# EXERCISE INPUTS
%%
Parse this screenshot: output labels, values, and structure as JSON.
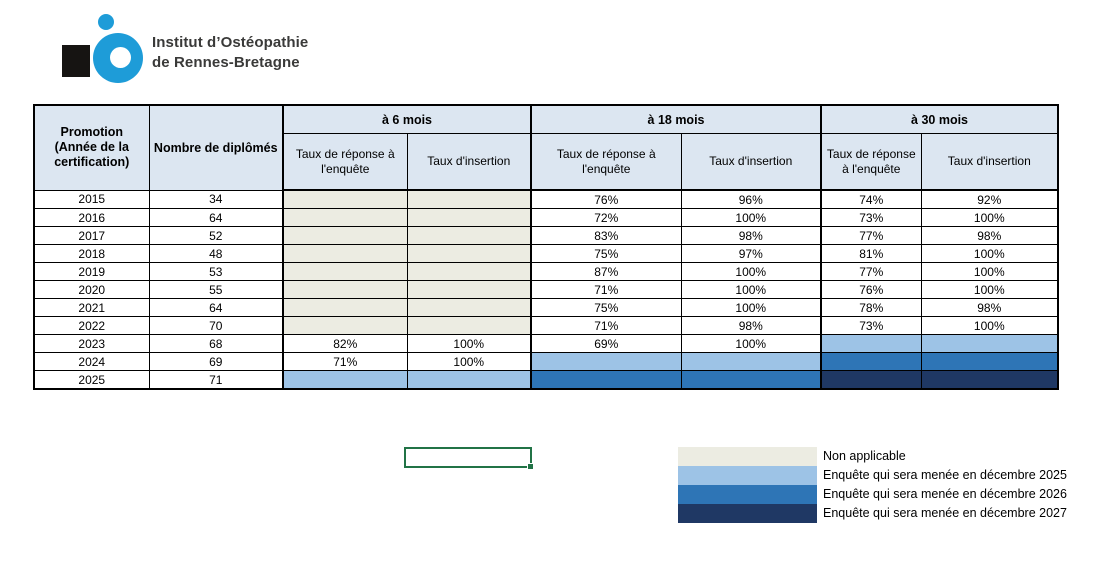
{
  "logo": {
    "line1": "Institut d’Ostéopathie",
    "line2": "de Rennes-Bretagne"
  },
  "colors": {
    "header_bg": "#DCE6F1",
    "non_applicable": "#ECECE2",
    "dec2025": "#9DC3E6",
    "dec2026": "#2E75B6",
    "dec2027": "#1F3864",
    "selection_green": "#217346",
    "logo_blue": "#1E9CD8",
    "logo_black": "#161412",
    "border_black": "#000000"
  },
  "table": {
    "col_promotion": {
      "title": "Promotion",
      "subtitle": "(Année de la certification)"
    },
    "col_diplomes": "Nombre de diplômés",
    "groups": [
      {
        "label": "à 6 mois"
      },
      {
        "label": "à 18 mois"
      },
      {
        "label": "à 30 mois"
      }
    ],
    "subheader_reponse": "Taux de réponse à l'enquête",
    "subheader_insertion": "Taux d'insertion",
    "rows": [
      {
        "year": "2015",
        "diplomes": "34",
        "cells": [
          {
            "text": "",
            "fill": "non_applicable"
          },
          {
            "text": "",
            "fill": "non_applicable"
          },
          {
            "text": "76%",
            "fill": "none"
          },
          {
            "text": "96%",
            "fill": "none"
          },
          {
            "text": "74%",
            "fill": "none"
          },
          {
            "text": "92%",
            "fill": "none"
          }
        ]
      },
      {
        "year": "2016",
        "diplomes": "64",
        "cells": [
          {
            "text": "",
            "fill": "non_applicable"
          },
          {
            "text": "",
            "fill": "non_applicable"
          },
          {
            "text": "72%",
            "fill": "none"
          },
          {
            "text": "100%",
            "fill": "none"
          },
          {
            "text": "73%",
            "fill": "none"
          },
          {
            "text": "100%",
            "fill": "none"
          }
        ]
      },
      {
        "year": "2017",
        "diplomes": "52",
        "cells": [
          {
            "text": "",
            "fill": "non_applicable"
          },
          {
            "text": "",
            "fill": "non_applicable"
          },
          {
            "text": "83%",
            "fill": "none"
          },
          {
            "text": "98%",
            "fill": "none"
          },
          {
            "text": "77%",
            "fill": "none"
          },
          {
            "text": "98%",
            "fill": "none"
          }
        ]
      },
      {
        "year": "2018",
        "diplomes": "48",
        "cells": [
          {
            "text": "",
            "fill": "non_applicable"
          },
          {
            "text": "",
            "fill": "non_applicable"
          },
          {
            "text": "75%",
            "fill": "none"
          },
          {
            "text": "97%",
            "fill": "none"
          },
          {
            "text": "81%",
            "fill": "none"
          },
          {
            "text": "100%",
            "fill": "none"
          }
        ]
      },
      {
        "year": "2019",
        "diplomes": "53",
        "cells": [
          {
            "text": "",
            "fill": "non_applicable"
          },
          {
            "text": "",
            "fill": "non_applicable"
          },
          {
            "text": "87%",
            "fill": "none"
          },
          {
            "text": "100%",
            "fill": "none"
          },
          {
            "text": "77%",
            "fill": "none"
          },
          {
            "text": "100%",
            "fill": "none"
          }
        ]
      },
      {
        "year": "2020",
        "diplomes": "55",
        "cells": [
          {
            "text": "",
            "fill": "non_applicable"
          },
          {
            "text": "",
            "fill": "non_applicable"
          },
          {
            "text": "71%",
            "fill": "none"
          },
          {
            "text": "100%",
            "fill": "none"
          },
          {
            "text": "76%",
            "fill": "none"
          },
          {
            "text": "100%",
            "fill": "none"
          }
        ]
      },
      {
        "year": "2021",
        "diplomes": "64",
        "cells": [
          {
            "text": "",
            "fill": "non_applicable"
          },
          {
            "text": "",
            "fill": "non_applicable"
          },
          {
            "text": "75%",
            "fill": "none"
          },
          {
            "text": "100%",
            "fill": "none"
          },
          {
            "text": "78%",
            "fill": "none"
          },
          {
            "text": "98%",
            "fill": "none"
          }
        ]
      },
      {
        "year": "2022",
        "diplomes": "70",
        "cells": [
          {
            "text": "",
            "fill": "non_applicable"
          },
          {
            "text": "",
            "fill": "non_applicable"
          },
          {
            "text": "71%",
            "fill": "none"
          },
          {
            "text": "98%",
            "fill": "none"
          },
          {
            "text": "73%",
            "fill": "none"
          },
          {
            "text": "100%",
            "fill": "none"
          }
        ]
      },
      {
        "year": "2023",
        "diplomes": "68",
        "cells": [
          {
            "text": "82%",
            "fill": "none"
          },
          {
            "text": "100%",
            "fill": "none"
          },
          {
            "text": "69%",
            "fill": "none"
          },
          {
            "text": "100%",
            "fill": "none"
          },
          {
            "text": "",
            "fill": "dec2025"
          },
          {
            "text": "",
            "fill": "dec2025"
          }
        ]
      },
      {
        "year": "2024",
        "diplomes": "69",
        "cells": [
          {
            "text": "71%",
            "fill": "none"
          },
          {
            "text": "100%",
            "fill": "none"
          },
          {
            "text": "",
            "fill": "dec2025"
          },
          {
            "text": "",
            "fill": "dec2025"
          },
          {
            "text": "",
            "fill": "dec2026"
          },
          {
            "text": "",
            "fill": "dec2026"
          }
        ]
      },
      {
        "year": "2025",
        "diplomes": "71",
        "cells": [
          {
            "text": "",
            "fill": "dec2025"
          },
          {
            "text": "",
            "fill": "dec2025"
          },
          {
            "text": "",
            "fill": "dec2026"
          },
          {
            "text": "",
            "fill": "dec2026"
          },
          {
            "text": "",
            "fill": "dec2027"
          },
          {
            "text": "",
            "fill": "dec2027"
          }
        ]
      }
    ]
  },
  "legend": {
    "items": [
      {
        "fill": "non_applicable",
        "label": "Non applicable"
      },
      {
        "fill": "dec2025",
        "label": "Enquête qui sera menée en décembre 2025"
      },
      {
        "fill": "dec2026",
        "label": "Enquête qui sera menée en décembre 2026"
      },
      {
        "fill": "dec2027",
        "label": "Enquête qui sera menée en décembre 2027"
      }
    ]
  }
}
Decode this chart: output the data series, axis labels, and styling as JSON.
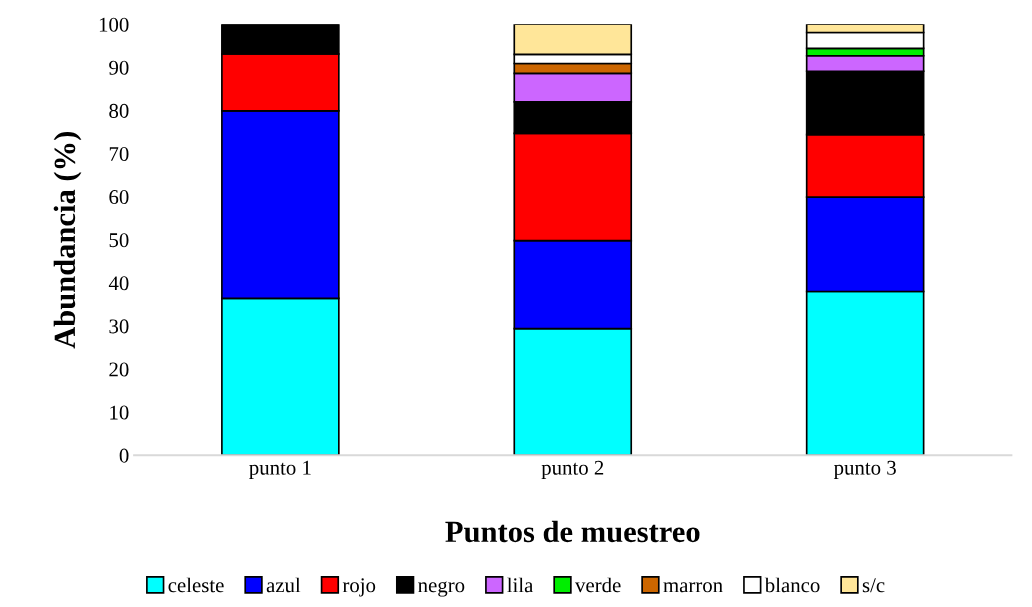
{
  "chart_data": {
    "type": "bar",
    "stacked": true,
    "xlabel": "Puntos de muestreo",
    "ylabel": "Abundancia (%)",
    "categories": [
      "punto 1",
      "punto 2",
      "punto 3"
    ],
    "series": [
      {
        "name": "celeste",
        "color": "#00ffff",
        "values": [
          36.4,
          29.4,
          38.0
        ]
      },
      {
        "name": "azul",
        "color": "#0000ff",
        "values": [
          43.5,
          20.4,
          21.9
        ]
      },
      {
        "name": "rojo",
        "color": "#ff0000",
        "values": [
          13.2,
          24.9,
          14.5
        ]
      },
      {
        "name": "negro",
        "color": "#000000",
        "values": [
          6.9,
          7.3,
          14.7
        ]
      },
      {
        "name": "lila",
        "color": "#cc66ff",
        "values": [
          0,
          6.6,
          3.6
        ]
      },
      {
        "name": "verde",
        "color": "#00ee00",
        "values": [
          0,
          0,
          1.7
        ]
      },
      {
        "name": "marron",
        "color": "#cc6600",
        "values": [
          0,
          2.3,
          0
        ]
      },
      {
        "name": "blanco",
        "color": "#ffffff",
        "values": [
          0,
          2.1,
          3.7
        ]
      },
      {
        "name": "s/c",
        "color": "#ffe699",
        "values": [
          0,
          7.0,
          1.9
        ]
      }
    ],
    "ylim": [
      0,
      100
    ],
    "yticks": [
      0,
      10,
      20,
      30,
      40,
      50,
      60,
      70,
      80,
      90,
      100
    ],
    "grid": false,
    "legend": "bottom"
  }
}
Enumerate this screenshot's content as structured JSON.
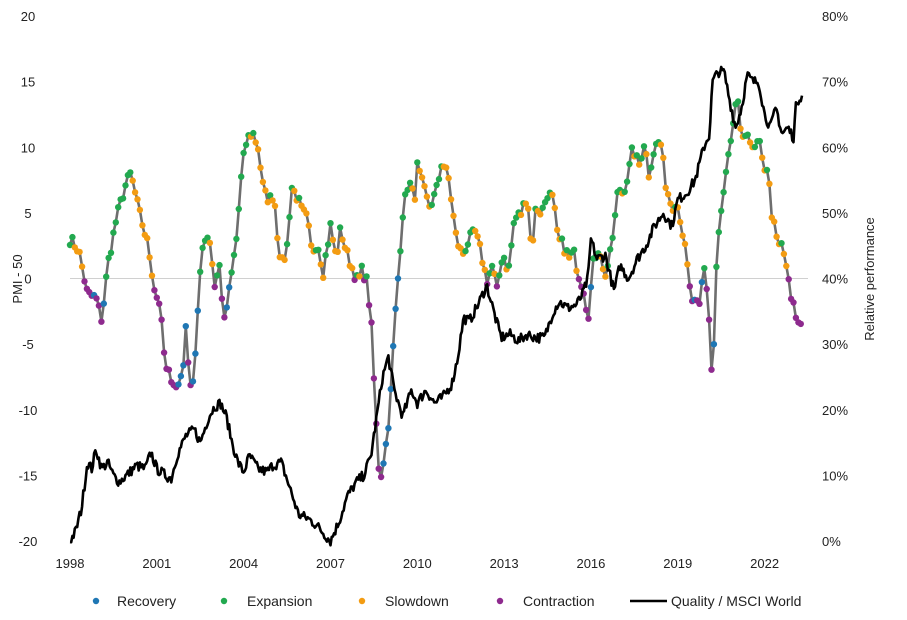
{
  "chart_data": {
    "type": "line",
    "title": "",
    "xlabel": "",
    "ylabel_left": "PMI - 50",
    "ylabel_right": "Relative performance",
    "x_range": [
      1998,
      2023.5
    ],
    "ylim_left": [
      -20,
      20
    ],
    "ylim_right": [
      0,
      80
    ],
    "x_ticks": [
      1998,
      2001,
      2004,
      2007,
      2010,
      2013,
      2016,
      2019,
      2022
    ],
    "x_tick_labels": [
      "1998",
      "2001",
      "2004",
      "2007",
      "2010",
      "2013",
      "2016",
      "2019",
      "2022"
    ],
    "y_left_ticks": [
      -20,
      -15,
      -10,
      -5,
      0,
      5,
      10,
      15,
      20
    ],
    "y_left_tick_labels": [
      "-20",
      "-15",
      "-10",
      "-5",
      "0",
      "5",
      "10",
      "15",
      "20"
    ],
    "y_right_ticks": [
      0,
      10,
      20,
      30,
      40,
      50,
      60,
      70,
      80
    ],
    "y_right_tick_labels": [
      "0%",
      "10%",
      "20%",
      "30%",
      "40%",
      "50%",
      "60%",
      "70%",
      "80%"
    ],
    "phase_colors": {
      "recovery": "#1f77b4",
      "expansion": "#22a94f",
      "slowdown": "#f39c12",
      "contraction": "#8e2a8e"
    },
    "pmi_line_color": "#6e6e6e",
    "relative_line_color": "#000000",
    "legend": [
      {
        "key": "recovery",
        "label": "Recovery",
        "kind": "marker"
      },
      {
        "key": "expansion",
        "label": "Expansion",
        "kind": "marker"
      },
      {
        "key": "slowdown",
        "label": "Slowdown",
        "kind": "marker"
      },
      {
        "key": "contraction",
        "label": "Contraction",
        "kind": "marker"
      },
      {
        "key": "relative",
        "label": "Quality / MSCI World",
        "kind": "line"
      }
    ],
    "pmi_keyframes": [
      [
        1998.0,
        3.0
      ],
      [
        1998.3,
        2.2
      ],
      [
        1998.6,
        -1.2
      ],
      [
        1998.9,
        -1.5
      ],
      [
        1999.1,
        -3.2
      ],
      [
        1999.3,
        1.0
      ],
      [
        1999.6,
        4.5
      ],
      [
        1999.9,
        7.0
      ],
      [
        2000.1,
        8.0
      ],
      [
        2000.4,
        5.0
      ],
      [
        2000.7,
        2.5
      ],
      [
        2000.95,
        -1.2
      ],
      [
        2001.1,
        -1.8
      ],
      [
        2001.3,
        -7.0
      ],
      [
        2001.5,
        -7.5
      ],
      [
        2001.7,
        -8.5
      ],
      [
        2001.9,
        -6.8
      ],
      [
        2002.0,
        -4.0
      ],
      [
        2002.2,
        -8.8
      ],
      [
        2002.35,
        -5.5
      ],
      [
        2002.55,
        2.5
      ],
      [
        2002.8,
        3.5
      ],
      [
        2003.0,
        -0.5
      ],
      [
        2003.2,
        1.2
      ],
      [
        2003.3,
        -3.8
      ],
      [
        2003.5,
        -1.0
      ],
      [
        2003.75,
        3.0
      ],
      [
        2003.95,
        8.5
      ],
      [
        2004.1,
        10.5
      ],
      [
        2004.3,
        11.2
      ],
      [
        2004.5,
        10.0
      ],
      [
        2004.7,
        6.5
      ],
      [
        2004.9,
        6.0
      ],
      [
        2005.05,
        6.5
      ],
      [
        2005.2,
        2.5
      ],
      [
        2005.35,
        1.0
      ],
      [
        2005.5,
        2.5
      ],
      [
        2005.65,
        7.0
      ],
      [
        2005.85,
        6.2
      ],
      [
        2006.0,
        5.2
      ],
      [
        2006.2,
        4.5
      ],
      [
        2006.35,
        2.0
      ],
      [
        2006.55,
        2.8
      ],
      [
        2006.75,
        0.5
      ],
      [
        2007.0,
        4.0
      ],
      [
        2007.2,
        1.5
      ],
      [
        2007.35,
        3.8
      ],
      [
        2007.55,
        2.0
      ],
      [
        2007.75,
        0.8
      ],
      [
        2007.95,
        -0.3
      ],
      [
        2008.1,
        0.7
      ],
      [
        2008.25,
        -0.2
      ],
      [
        2008.4,
        -3.0
      ],
      [
        2008.55,
        -10.0
      ],
      [
        2008.7,
        -15.5
      ],
      [
        2008.9,
        -13.0
      ],
      [
        2009.05,
        -10.0
      ],
      [
        2009.2,
        -4.0
      ],
      [
        2009.35,
        0.5
      ],
      [
        2009.5,
        5.0
      ],
      [
        2009.7,
        7.5
      ],
      [
        2009.9,
        6.0
      ],
      [
        2010.0,
        8.5
      ],
      [
        2010.2,
        7.0
      ],
      [
        2010.4,
        5.5
      ],
      [
        2010.55,
        6.0
      ],
      [
        2010.7,
        7.0
      ],
      [
        2010.85,
        9.0
      ],
      [
        2011.1,
        7.5
      ],
      [
        2011.2,
        5.5
      ],
      [
        2011.35,
        3.0
      ],
      [
        2011.55,
        1.8
      ],
      [
        2011.8,
        3.0
      ],
      [
        2012.0,
        3.5
      ],
      [
        2012.2,
        2.0
      ],
      [
        2012.4,
        -0.2
      ],
      [
        2012.6,
        1.0
      ],
      [
        2012.75,
        -1.0
      ],
      [
        2012.95,
        2.0
      ],
      [
        2013.15,
        0.5
      ],
      [
        2013.35,
        4.5
      ],
      [
        2013.6,
        5.0
      ],
      [
        2013.8,
        6.5
      ],
      [
        2013.95,
        2.0
      ],
      [
        2014.1,
        5.5
      ],
      [
        2014.3,
        5.0
      ],
      [
        2014.5,
        6.5
      ],
      [
        2014.7,
        6.0
      ],
      [
        2014.85,
        3.0
      ],
      [
        2015.05,
        2.5
      ],
      [
        2015.25,
        1.5
      ],
      [
        2015.4,
        2.0
      ],
      [
        2015.55,
        0.5
      ],
      [
        2015.75,
        -0.8
      ],
      [
        2015.9,
        -3.0
      ],
      [
        2016.1,
        1.5
      ],
      [
        2016.3,
        2.5
      ],
      [
        2016.45,
        0.0
      ],
      [
        2016.65,
        1.5
      ],
      [
        2016.8,
        4.0
      ],
      [
        2016.95,
        7.0
      ],
      [
        2017.1,
        6.5
      ],
      [
        2017.3,
        8.0
      ],
      [
        2017.45,
        10.0
      ],
      [
        2017.65,
        8.5
      ],
      [
        2017.85,
        10.5
      ],
      [
        2018.0,
        8.0
      ],
      [
        2018.2,
        10.0
      ],
      [
        2018.4,
        10.5
      ],
      [
        2018.6,
        7.0
      ],
      [
        2018.8,
        5.5
      ],
      [
        2018.95,
        6.0
      ],
      [
        2019.1,
        4.5
      ],
      [
        2019.3,
        1.5
      ],
      [
        2019.45,
        -1.5
      ],
      [
        2019.6,
        -2.0
      ],
      [
        2019.75,
        -2.2
      ],
      [
        2019.9,
        1.0
      ],
      [
        2020.05,
        -1.5
      ],
      [
        2020.2,
        -8.5
      ],
      [
        2020.35,
        2.0
      ],
      [
        2020.5,
        5.0
      ],
      [
        2020.7,
        8.5
      ],
      [
        2020.9,
        11.0
      ],
      [
        2021.05,
        14.5
      ],
      [
        2021.2,
        10.0
      ],
      [
        2021.4,
        11.5
      ],
      [
        2021.6,
        9.5
      ],
      [
        2021.8,
        10.5
      ],
      [
        2021.95,
        8.5
      ],
      [
        2022.1,
        8.5
      ],
      [
        2022.25,
        5.0
      ],
      [
        2022.45,
        2.5
      ],
      [
        2022.6,
        2.5
      ],
      [
        2022.75,
        1.0
      ],
      [
        2022.9,
        -1.5
      ],
      [
        2023.05,
        -2.5
      ],
      [
        2023.2,
        -3.8
      ],
      [
        2023.3,
        -3.0
      ]
    ],
    "relative_keyframes": [
      [
        1998.0,
        0.0
      ],
      [
        1998.2,
        1.5
      ],
      [
        1998.4,
        5.0
      ],
      [
        1998.6,
        12.0
      ],
      [
        1998.75,
        11.0
      ],
      [
        1998.9,
        14.0
      ],
      [
        1999.1,
        11.0
      ],
      [
        1999.3,
        12.0
      ],
      [
        1999.5,
        10.0
      ],
      [
        1999.7,
        9.0
      ],
      [
        1999.95,
        10.0
      ],
      [
        2000.3,
        11.5
      ],
      [
        2000.6,
        11.0
      ],
      [
        2000.8,
        13.5
      ],
      [
        2001.0,
        11.0
      ],
      [
        2001.3,
        10.0
      ],
      [
        2001.5,
        9.5
      ],
      [
        2001.7,
        13.0
      ],
      [
        2002.0,
        16.0
      ],
      [
        2002.3,
        17.0
      ],
      [
        2002.5,
        15.0
      ],
      [
        2002.8,
        19.0
      ],
      [
        2003.0,
        20.5
      ],
      [
        2003.2,
        21.0
      ],
      [
        2003.4,
        19.0
      ],
      [
        2003.6,
        15.0
      ],
      [
        2003.8,
        12.0
      ],
      [
        2004.0,
        10.5
      ],
      [
        2004.2,
        13.0
      ],
      [
        2004.5,
        11.0
      ],
      [
        2004.8,
        10.5
      ],
      [
        2005.0,
        11.5
      ],
      [
        2005.3,
        12.0
      ],
      [
        2005.6,
        8.0
      ],
      [
        2005.9,
        4.0
      ],
      [
        2006.2,
        3.5
      ],
      [
        2006.5,
        2.5
      ],
      [
        2006.8,
        1.0
      ],
      [
        2007.0,
        0.0
      ],
      [
        2007.3,
        3.0
      ],
      [
        2007.6,
        7.0
      ],
      [
        2007.9,
        9.0
      ],
      [
        2008.15,
        10.0
      ],
      [
        2008.4,
        13.0
      ],
      [
        2008.6,
        19.0
      ],
      [
        2008.8,
        25.0
      ],
      [
        2009.0,
        28.0
      ],
      [
        2009.2,
        23.0
      ],
      [
        2009.5,
        19.0
      ],
      [
        2009.8,
        23.0
      ],
      [
        2010.0,
        21.0
      ],
      [
        2010.3,
        23.0
      ],
      [
        2010.6,
        21.0
      ],
      [
        2010.9,
        22.0
      ],
      [
        2011.2,
        24.0
      ],
      [
        2011.4,
        28.0
      ],
      [
        2011.6,
        34.0
      ],
      [
        2011.8,
        33.5
      ],
      [
        2012.1,
        36.0
      ],
      [
        2012.4,
        39.0
      ],
      [
        2012.7,
        34.0
      ],
      [
        2012.9,
        31.0
      ],
      [
        2013.2,
        31.5
      ],
      [
        2013.5,
        30.5
      ],
      [
        2013.8,
        31.5
      ],
      [
        2014.1,
        31.0
      ],
      [
        2014.4,
        31.0
      ],
      [
        2014.7,
        35.0
      ],
      [
        2014.9,
        36.5
      ],
      [
        2015.2,
        35.5
      ],
      [
        2015.5,
        36.0
      ],
      [
        2015.7,
        37.5
      ],
      [
        2015.9,
        40.0
      ],
      [
        2016.0,
        46.0
      ],
      [
        2016.2,
        43.0
      ],
      [
        2016.5,
        43.5
      ],
      [
        2016.8,
        38.0
      ],
      [
        2017.0,
        42.0
      ],
      [
        2017.3,
        40.0
      ],
      [
        2017.6,
        43.0
      ],
      [
        2017.9,
        45.0
      ],
      [
        2018.2,
        48.0
      ],
      [
        2018.5,
        50.0
      ],
      [
        2018.8,
        48.0
      ],
      [
        2019.0,
        52.0
      ],
      [
        2019.3,
        53.0
      ],
      [
        2019.6,
        55.0
      ],
      [
        2019.9,
        60.0
      ],
      [
        2020.1,
        62.0
      ],
      [
        2020.2,
        70.0
      ],
      [
        2020.4,
        71.5
      ],
      [
        2020.6,
        71.5
      ],
      [
        2020.8,
        67.0
      ],
      [
        2021.0,
        63.0
      ],
      [
        2021.2,
        66.0
      ],
      [
        2021.4,
        71.0
      ],
      [
        2021.6,
        70.0
      ],
      [
        2021.8,
        70.0
      ],
      [
        2022.0,
        65.0
      ],
      [
        2022.2,
        63.0
      ],
      [
        2022.4,
        66.0
      ],
      [
        2022.6,
        62.0
      ],
      [
        2022.8,
        63.0
      ],
      [
        2023.0,
        61.5
      ],
      [
        2023.1,
        67.0
      ],
      [
        2023.3,
        68.0
      ]
    ]
  }
}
%%
# TASK DESCRIPTION
Of all the lines in the listing above, how many contain the word "output"? Answer with the number alone.

# RESPONSE TO THIS EXERCISE
2